• [WORK TO COMPLETE]:
1/ In the essay on Agamben and the voice, what is the title of José Bergamín's 1933 essay?
2/ Extend the essay on Agamben and the voice by writing what comes after its final sentence.

BEGIN DOCUMENT EXTRACT

In my respects – and this is not the place to bring into focus Emile Benveniste’s last seminar on language and writing – Agamben’s treatment of the voice is nourished by pushing beyond the limits of the great twentieth century linguist who, for the most part, remained silent on the place of the voice. Not that there is a need for another substantive treatment of the vocative; in fact, one of the great achievements of La voce umana (2023) is precisely the archeological reconstruction of the Aristotelean “what is in the voice” (ta en té phonē) formula in which the classical metaphysical inception of language comes closest to the voice only to render it “articulate” and thus subordinated to the legibility of gramma or the written sign (42-44). And whatever one thinks of what constitutes the “primacy” of metaphysics in West (phone or gramma), what is important is the fact that domestication of language has been auxiliary by the “fundamental discipline of the West” (grammar) that sets off the immediate point of dialectical force between speech and the alphabetical inscription in the voice (45-46). Civilization is nothing more than the historical process of taming one’s voice.

At this point, it becomes clear that Agamben remains faithful to his old friend, the Spanish poet José Bergamín, whose bewildering essay from 1933 “La decadencia del analfabetismo” (“The decline of illiteracy”), argued precisely that the upwards movement of civilization of grammar and writing undermined the living voice and imagination of concrete and localized people (“pueblos minorías”) livelihood [1]. Indeed, it does not take much to see how the grammaticalization of human experience was a fundamental infrastructure for the consolidation of civil society grounded in the articulation of internal recognition of rules, normative directives, and binding statutory enforcement. The triumph of the order of grammar will only intensify the movement towards the total integration of every form of life into the fictive rhetorical space on behalf of what has already been stated without having to persuade, to put in Carlo Michaelstaedter’s terms that I do not think contradict the terms that Agamben extracts from his exegesis of the voice.

END DOCUMENT EXTRACT
BEGIN STORED DATA

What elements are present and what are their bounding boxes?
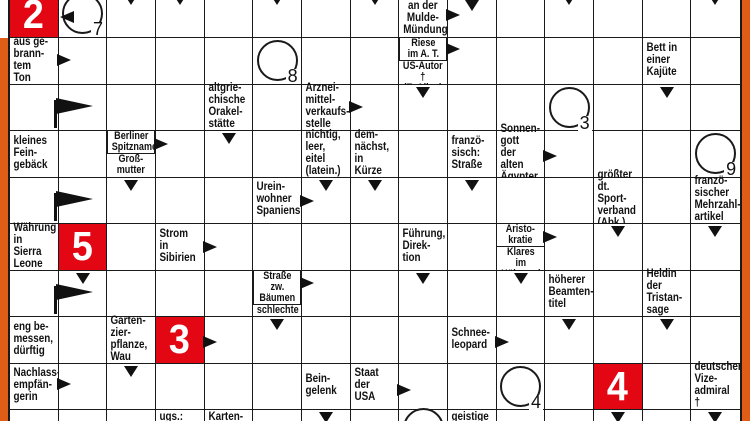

END STORED DATA

• [TASK ANSWERS]:
1/ "La decadencia del analfabetismo" ("The decline of illiteracy").

2/
The political problems emerging from the confrontation with the voice are multiple. One can recall how in modernity, when “words have been liberated from their sacred denomination” (something pondered by Joseph De Maistre in his The Generative Principle of Political Constitutions as political revolution sets through universal recognition), the closure of the rhetoric embedded in “social life” captures the event of the voice into a stable communicative dimension of language (“suoni della lengua”), which for Agamben resembles the etymology of the word phònos: murder, that is, the self-conscious assassination of the voice at the altar of free-floating rhetoric and the order of discourse (50-51). By the same token, in our epoch every living being has the malleable equalizer and “amplifier” (a word used, indeed, by the Supreme Court of the United States when deciding the case that granted equity between finance campaign and ‘public use of language’) of words, but it is only rare to see anyone truly possessing a voice. If every entity in the world has been previously assigned and grammatically ordered, what is absent is precisely the chōra as the “invisible and formeless place” (‘invisibile e senza forma”) in which the intelligible pure state of the language in the voice. In this strict sense, whoever possesses a voice is one who dissolves the axiomatic arrangement of discourse only to transform the world as inhabited. This is why the voice remains not a threshold to semantic register or the written technology, but rather an unknown song (“canto ignoto”), as it was called by Benedictine monk Guido d’Arezzo. And this song, the voice, can be followed and deciphered but never truly mastered as absolute transparent knowledge (45).

And if music is an index of prophecy, as Gianni Carchia once suggested, then this means that the voice, like the mythic harmony of the spheres, is what exceeds the proper human as indivisible and non-exchangeable realized only here and now. The political consequences are immense, Agamben is right. This means that we need to restate the medial and geographical distances of the chorā over the orderly cultural exchange of the polis. As it has been noted, the rise of the city state is waged against the orphic poetic myth; in the same way that the Roman imperium was possible by the erasure of the Etruscan musical underworld. Agamben reminds us that the birth of biopolitics coincides with the historical invention of the science of language leading to the impoverishment of the intangible and expressive communication between souls. This is Agamben’s rendition that the task of philosophy – not historical benchmarks or epistemological categorizations – resides in the attunement to the highest hymn of expressive form as it has been studied by Nicoletta De Vita’s erudite monograph Il nome e la voce (2022). There is no philosophical or theological closure as long as the song remains.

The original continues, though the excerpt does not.